**Task goal:** How many lines of the records below contain the word "Масса"? Answer with the number alone.

Stored entries
-*-

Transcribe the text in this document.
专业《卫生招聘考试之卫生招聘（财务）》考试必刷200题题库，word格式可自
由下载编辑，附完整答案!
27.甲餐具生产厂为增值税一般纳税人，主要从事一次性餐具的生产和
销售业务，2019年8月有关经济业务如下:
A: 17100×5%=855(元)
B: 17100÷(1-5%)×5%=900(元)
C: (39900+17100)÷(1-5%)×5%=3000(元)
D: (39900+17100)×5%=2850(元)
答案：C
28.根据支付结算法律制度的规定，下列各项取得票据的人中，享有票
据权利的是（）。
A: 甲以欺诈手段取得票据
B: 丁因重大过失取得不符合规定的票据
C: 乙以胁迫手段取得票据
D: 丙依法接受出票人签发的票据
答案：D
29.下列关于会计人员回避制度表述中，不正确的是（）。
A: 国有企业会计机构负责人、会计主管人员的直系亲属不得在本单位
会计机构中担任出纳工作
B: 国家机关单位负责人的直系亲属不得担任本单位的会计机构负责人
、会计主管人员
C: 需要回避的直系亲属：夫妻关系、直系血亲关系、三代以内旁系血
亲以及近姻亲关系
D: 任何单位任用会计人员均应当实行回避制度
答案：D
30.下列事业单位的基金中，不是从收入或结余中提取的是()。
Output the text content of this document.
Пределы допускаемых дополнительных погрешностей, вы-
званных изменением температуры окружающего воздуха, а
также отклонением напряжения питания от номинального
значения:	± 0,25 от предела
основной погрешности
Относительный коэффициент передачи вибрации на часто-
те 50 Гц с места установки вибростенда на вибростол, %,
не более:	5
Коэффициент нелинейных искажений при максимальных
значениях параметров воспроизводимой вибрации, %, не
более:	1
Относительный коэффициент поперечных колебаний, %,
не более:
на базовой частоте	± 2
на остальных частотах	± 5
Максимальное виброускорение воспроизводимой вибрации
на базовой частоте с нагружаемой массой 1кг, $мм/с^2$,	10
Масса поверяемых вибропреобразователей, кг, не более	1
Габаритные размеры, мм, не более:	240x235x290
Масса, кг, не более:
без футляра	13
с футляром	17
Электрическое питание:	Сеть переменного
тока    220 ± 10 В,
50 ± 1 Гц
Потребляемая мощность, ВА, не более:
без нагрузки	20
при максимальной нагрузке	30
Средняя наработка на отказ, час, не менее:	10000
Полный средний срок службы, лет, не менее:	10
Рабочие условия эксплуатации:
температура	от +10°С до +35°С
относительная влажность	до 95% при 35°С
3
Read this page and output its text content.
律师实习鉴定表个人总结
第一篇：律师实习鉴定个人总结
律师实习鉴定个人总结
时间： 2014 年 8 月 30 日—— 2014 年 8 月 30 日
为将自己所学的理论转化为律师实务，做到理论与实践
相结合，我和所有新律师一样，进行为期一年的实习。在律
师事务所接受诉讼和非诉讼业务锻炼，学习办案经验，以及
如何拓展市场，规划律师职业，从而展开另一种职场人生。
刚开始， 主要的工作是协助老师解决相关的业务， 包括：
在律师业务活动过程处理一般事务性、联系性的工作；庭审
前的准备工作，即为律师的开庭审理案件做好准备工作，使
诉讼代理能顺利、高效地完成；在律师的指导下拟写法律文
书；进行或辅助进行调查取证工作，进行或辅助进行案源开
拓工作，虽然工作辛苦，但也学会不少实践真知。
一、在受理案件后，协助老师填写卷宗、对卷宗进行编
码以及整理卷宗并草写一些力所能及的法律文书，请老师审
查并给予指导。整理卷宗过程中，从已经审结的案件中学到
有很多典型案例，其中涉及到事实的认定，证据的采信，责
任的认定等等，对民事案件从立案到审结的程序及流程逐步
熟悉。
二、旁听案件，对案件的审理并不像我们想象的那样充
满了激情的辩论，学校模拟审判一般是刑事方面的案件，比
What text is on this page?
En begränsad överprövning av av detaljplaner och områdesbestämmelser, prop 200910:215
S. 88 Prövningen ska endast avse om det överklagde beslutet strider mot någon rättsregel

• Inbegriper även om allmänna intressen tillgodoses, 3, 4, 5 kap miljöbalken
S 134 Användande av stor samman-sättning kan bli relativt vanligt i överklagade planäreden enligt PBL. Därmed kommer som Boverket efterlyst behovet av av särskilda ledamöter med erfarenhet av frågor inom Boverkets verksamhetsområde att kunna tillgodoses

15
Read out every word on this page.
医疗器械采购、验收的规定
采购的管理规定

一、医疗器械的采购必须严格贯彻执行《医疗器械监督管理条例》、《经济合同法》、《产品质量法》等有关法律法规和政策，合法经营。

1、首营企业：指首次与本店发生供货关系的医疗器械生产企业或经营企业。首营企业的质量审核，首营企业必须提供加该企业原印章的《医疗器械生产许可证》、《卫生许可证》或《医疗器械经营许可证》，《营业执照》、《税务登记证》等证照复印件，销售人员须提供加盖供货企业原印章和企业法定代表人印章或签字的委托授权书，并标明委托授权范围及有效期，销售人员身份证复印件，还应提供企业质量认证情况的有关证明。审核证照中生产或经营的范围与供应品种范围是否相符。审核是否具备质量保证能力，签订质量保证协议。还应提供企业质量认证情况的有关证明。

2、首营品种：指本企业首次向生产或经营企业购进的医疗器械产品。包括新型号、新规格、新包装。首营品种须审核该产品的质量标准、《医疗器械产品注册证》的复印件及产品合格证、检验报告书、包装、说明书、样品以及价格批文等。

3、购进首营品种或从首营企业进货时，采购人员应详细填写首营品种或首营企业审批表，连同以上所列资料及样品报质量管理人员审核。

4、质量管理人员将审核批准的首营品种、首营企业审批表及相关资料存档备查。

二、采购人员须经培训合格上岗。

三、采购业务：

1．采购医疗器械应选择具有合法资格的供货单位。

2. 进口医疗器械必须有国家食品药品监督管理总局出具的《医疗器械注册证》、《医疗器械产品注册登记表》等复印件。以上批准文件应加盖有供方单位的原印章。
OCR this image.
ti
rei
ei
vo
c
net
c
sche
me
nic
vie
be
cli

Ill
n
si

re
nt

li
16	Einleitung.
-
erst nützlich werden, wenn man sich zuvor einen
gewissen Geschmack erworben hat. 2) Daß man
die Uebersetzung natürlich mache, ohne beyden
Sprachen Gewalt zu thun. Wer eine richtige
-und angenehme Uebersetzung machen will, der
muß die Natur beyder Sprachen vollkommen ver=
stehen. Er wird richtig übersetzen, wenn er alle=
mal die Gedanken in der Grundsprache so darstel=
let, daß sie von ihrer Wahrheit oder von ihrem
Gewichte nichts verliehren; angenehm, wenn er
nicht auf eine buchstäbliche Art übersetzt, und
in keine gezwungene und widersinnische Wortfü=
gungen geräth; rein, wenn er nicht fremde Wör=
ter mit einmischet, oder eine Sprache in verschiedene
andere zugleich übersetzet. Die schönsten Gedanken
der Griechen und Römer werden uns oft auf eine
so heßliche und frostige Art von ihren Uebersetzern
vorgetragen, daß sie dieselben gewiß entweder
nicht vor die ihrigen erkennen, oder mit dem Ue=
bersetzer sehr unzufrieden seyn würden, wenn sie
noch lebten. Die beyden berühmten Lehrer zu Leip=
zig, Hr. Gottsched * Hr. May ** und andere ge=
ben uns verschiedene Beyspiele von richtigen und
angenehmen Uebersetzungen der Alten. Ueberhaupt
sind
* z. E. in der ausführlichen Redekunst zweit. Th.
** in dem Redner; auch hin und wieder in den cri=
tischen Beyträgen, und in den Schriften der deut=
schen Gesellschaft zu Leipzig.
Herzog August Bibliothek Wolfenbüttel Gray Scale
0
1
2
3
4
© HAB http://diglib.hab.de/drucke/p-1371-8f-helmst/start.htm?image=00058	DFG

-*-

**Problem solution:** 2